╭─ DATA EXCERPTS

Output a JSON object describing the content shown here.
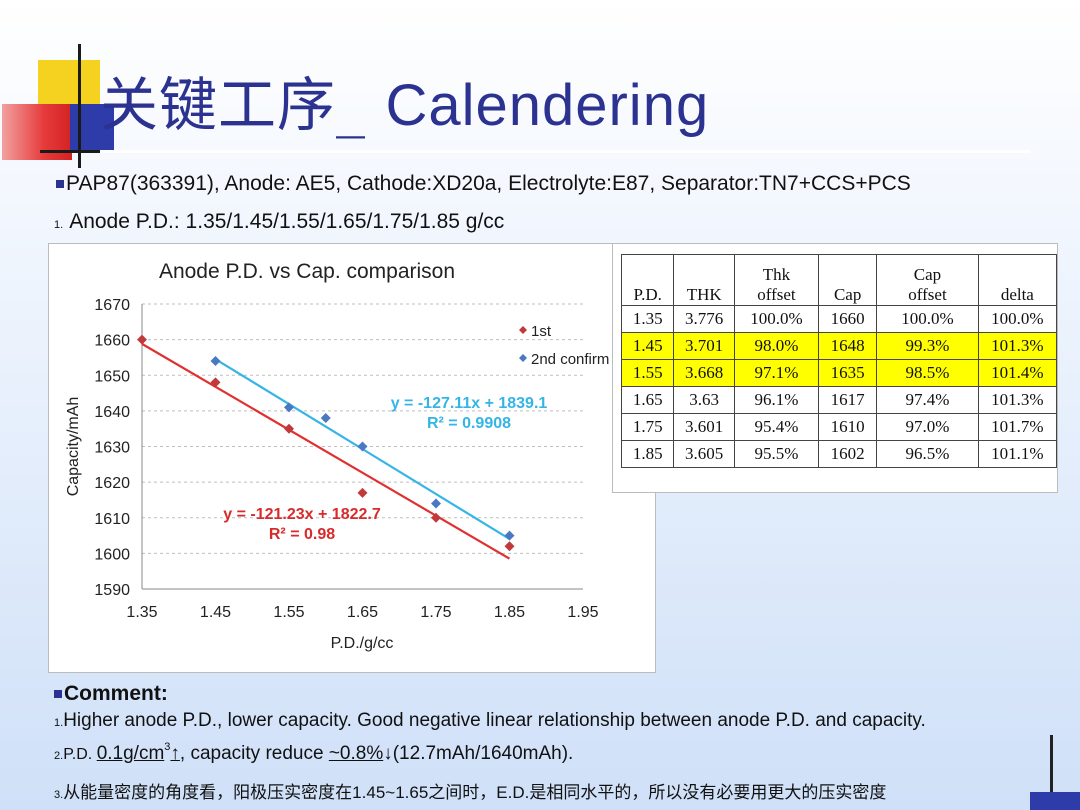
{
  "title": {
    "cn": "关键工序_ ",
    "en": "Calendering"
  },
  "header_bullet": "PAP87(363391), Anode: AE5, Cathode:XD20a, Electrolyte:E87, Separator:TN7+CCS+PCS",
  "item1": {
    "num": "1.",
    "text": "Anode P.D.: 1.35/1.45/1.55/1.65/1.75/1.85 g/cc"
  },
  "chart_data": {
    "type": "scatter",
    "title": "Anode P.D. vs Cap. comparison",
    "xlabel": "P.D./g/cc",
    "ylabel": "Capacity/mAh",
    "xlim": [
      1.35,
      1.95
    ],
    "ylim": [
      1590,
      1670
    ],
    "xticks": [
      "1.35",
      "1.45",
      "1.55",
      "1.65",
      "1.75",
      "1.85",
      "1.95"
    ],
    "yticks": [
      "1590",
      "1600",
      "1610",
      "1620",
      "1630",
      "1640",
      "1650",
      "1660",
      "1670"
    ],
    "grid": true,
    "legend_position": "top-right",
    "series": [
      {
        "name": "1st",
        "color": "#c0393b",
        "trend_color": "#e03030",
        "points": [
          [
            1.35,
            1660
          ],
          [
            1.45,
            1648
          ],
          [
            1.55,
            1635
          ],
          [
            1.65,
            1617
          ],
          [
            1.75,
            1610
          ],
          [
            1.85,
            1602
          ]
        ],
        "equation": "y = -121.23x + 1822.7",
        "r2": "R² = 0.98"
      },
      {
        "name": "2nd confirm",
        "color": "#4a78c2",
        "trend_color": "#35b5e5",
        "points": [
          [
            1.45,
            1654
          ],
          [
            1.55,
            1641
          ],
          [
            1.6,
            1638
          ],
          [
            1.65,
            1630
          ],
          [
            1.75,
            1614
          ],
          [
            1.85,
            1605
          ]
        ],
        "equation": "y = -127.11x + 1839.1",
        "r2": "R² = 0.9908"
      }
    ]
  },
  "table": {
    "headers": [
      [
        "P.D."
      ],
      [
        "THK"
      ],
      [
        "Thk",
        "offset"
      ],
      [
        "Cap"
      ],
      [
        "Cap",
        "offset"
      ],
      [
        "delta"
      ]
    ],
    "rows": [
      [
        "1.35",
        "3.776",
        "100.0%",
        "1660",
        "100.0%",
        "100.0%"
      ],
      [
        "1.45",
        "3.701",
        "98.0%",
        "1648",
        "99.3%",
        "101.3%"
      ],
      [
        "1.55",
        "3.668",
        "97.1%",
        "1635",
        "98.5%",
        "101.4%"
      ],
      [
        "1.65",
        "3.63",
        "96.1%",
        "1617",
        "97.4%",
        "101.3%"
      ],
      [
        "1.75",
        "3.601",
        "95.4%",
        "1610",
        "97.0%",
        "101.7%"
      ],
      [
        "1.85",
        "3.605",
        "95.5%",
        "1602",
        "96.5%",
        "101.1%"
      ]
    ],
    "highlighted_rows": [
      1,
      2
    ],
    "highlight_color": "#ffff00"
  },
  "comment": {
    "heading": "Comment:",
    "line1_num": "1.",
    "line1": "Higher anode P.D., lower capacity. Good negative linear relationship between anode P.D. and capacity.",
    "line2_num": "2.",
    "line2_pd": "P.D. ",
    "line2_amount": "0.1g/cm",
    "line2_sup": "3",
    "line2_up": "↑",
    "line2_mid": ", capacity reduce ",
    "line2_pct": "~0.8%",
    "line2_down": "↓",
    "line2_tail": "(12.7mAh/1640mAh).",
    "line3_num": "3.",
    "line3": "从能量密度的角度看，阳极压实密度在1.45~1.65之间时，E.D.是相同水平的，所以没有必要用更大的压实密度"
  }
}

╰─

» **WHAT YOU HAVE TO DO**
Transcribe the complete set of entries verbatim. No pictures belong in the copy.

» **WORKED ANSWER**
Output a JSON object describing the content shown here.
{
  "title": {
    "cn": "关键工序_ ",
    "en": "Calendering"
  },
  "header_bullet": "PAP87(363391), Anode: AE5, Cathode:XD20a, Electrolyte:E87, Separator:TN7+CCS+PCS",
  "item1": {
    "num": "1.",
    "text": "Anode P.D.: 1.35/1.45/1.55/1.65/1.75/1.85 g/cc"
  },
  "chart_data": {
    "type": "scatter",
    "title": "Anode P.D. vs Cap. comparison",
    "xlabel": "P.D./g/cc",
    "ylabel": "Capacity/mAh",
    "xlim": [
      1.35,
      1.95
    ],
    "ylim": [
      1590,
      1670
    ],
    "xticks": [
      "1.35",
      "1.45",
      "1.55",
      "1.65",
      "1.75",
      "1.85",
      "1.95"
    ],
    "yticks": [
      "1590",
      "1600",
      "1610",
      "1620",
      "1630",
      "1640",
      "1650",
      "1660",
      "1670"
    ],
    "grid": true,
    "legend_position": "top-right",
    "series": [
      {
        "name": "1st",
        "color": "#c0393b",
        "trend_color": "#e03030",
        "points": [
          [
            1.35,
            1660
          ],
          [
            1.45,
            1648
          ],
          [
            1.55,
            1635
          ],
          [
            1.65,
            1617
          ],
          [
            1.75,
            1610
          ],
          [
            1.85,
            1602
          ]
        ],
        "equation": "y = -121.23x + 1822.7",
        "r2": "R² = 0.98"
      },
      {
        "name": "2nd confirm",
        "color": "#4a78c2",
        "trend_color": "#35b5e5",
        "points": [
          [
            1.45,
            1654
          ],
          [
            1.55,
            1641
          ],
          [
            1.6,
            1638
          ],
          [
            1.65,
            1630
          ],
          [
            1.75,
            1614
          ],
          [
            1.85,
            1605
          ]
        ],
        "equation": "y = -127.11x + 1839.1",
        "r2": "R² = 0.9908"
      }
    ]
  },
  "table": {
    "headers": [
      [
        "P.D."
      ],
      [
        "THK"
      ],
      [
        "Thk",
        "offset"
      ],
      [
        "Cap"
      ],
      [
        "Cap",
        "offset"
      ],
      [
        "delta"
      ]
    ],
    "rows": [
      [
        "1.35",
        "3.776",
        "100.0%",
        "1660",
        "100.0%",
        "100.0%"
      ],
      [
        "1.45",
        "3.701",
        "98.0%",
        "1648",
        "99.3%",
        "101.3%"
      ],
      [
        "1.55",
        "3.668",
        "97.1%",
        "1635",
        "98.5%",
        "101.4%"
      ],
      [
        "1.65",
        "3.63",
        "96.1%",
        "1617",
        "97.4%",
        "101.3%"
      ],
      [
        "1.75",
        "3.601",
        "95.4%",
        "1610",
        "97.0%",
        "101.7%"
      ],
      [
        "1.85",
        "3.605",
        "95.5%",
        "1602",
        "96.5%",
        "101.1%"
      ]
    ],
    "highlighted_rows": [
      1,
      2
    ],
    "highlight_color": "#ffff00"
  },
  "comment": {
    "heading": "Comment:",
    "line1_num": "1.",
    "line1": "Higher anode P.D., lower capacity. Good negative linear relationship between anode P.D. and capacity.",
    "line2_num": "2.",
    "line2_pd": "P.D. ",
    "line2_amount": "0.1g/cm",
    "line2_sup": "3",
    "line2_up": "↑",
    "line2_mid": ", capacity reduce ",
    "line2_pct": "~0.8%",
    "line2_down": "↓",
    "line2_tail": "(12.7mAh/1640mAh).",
    "line3_num": "3.",
    "line3": "从能量密度的角度看，阳极压实密度在1.45~1.65之间时，E.D.是相同水平的，所以没有必要用更大的压实密度"
  }
}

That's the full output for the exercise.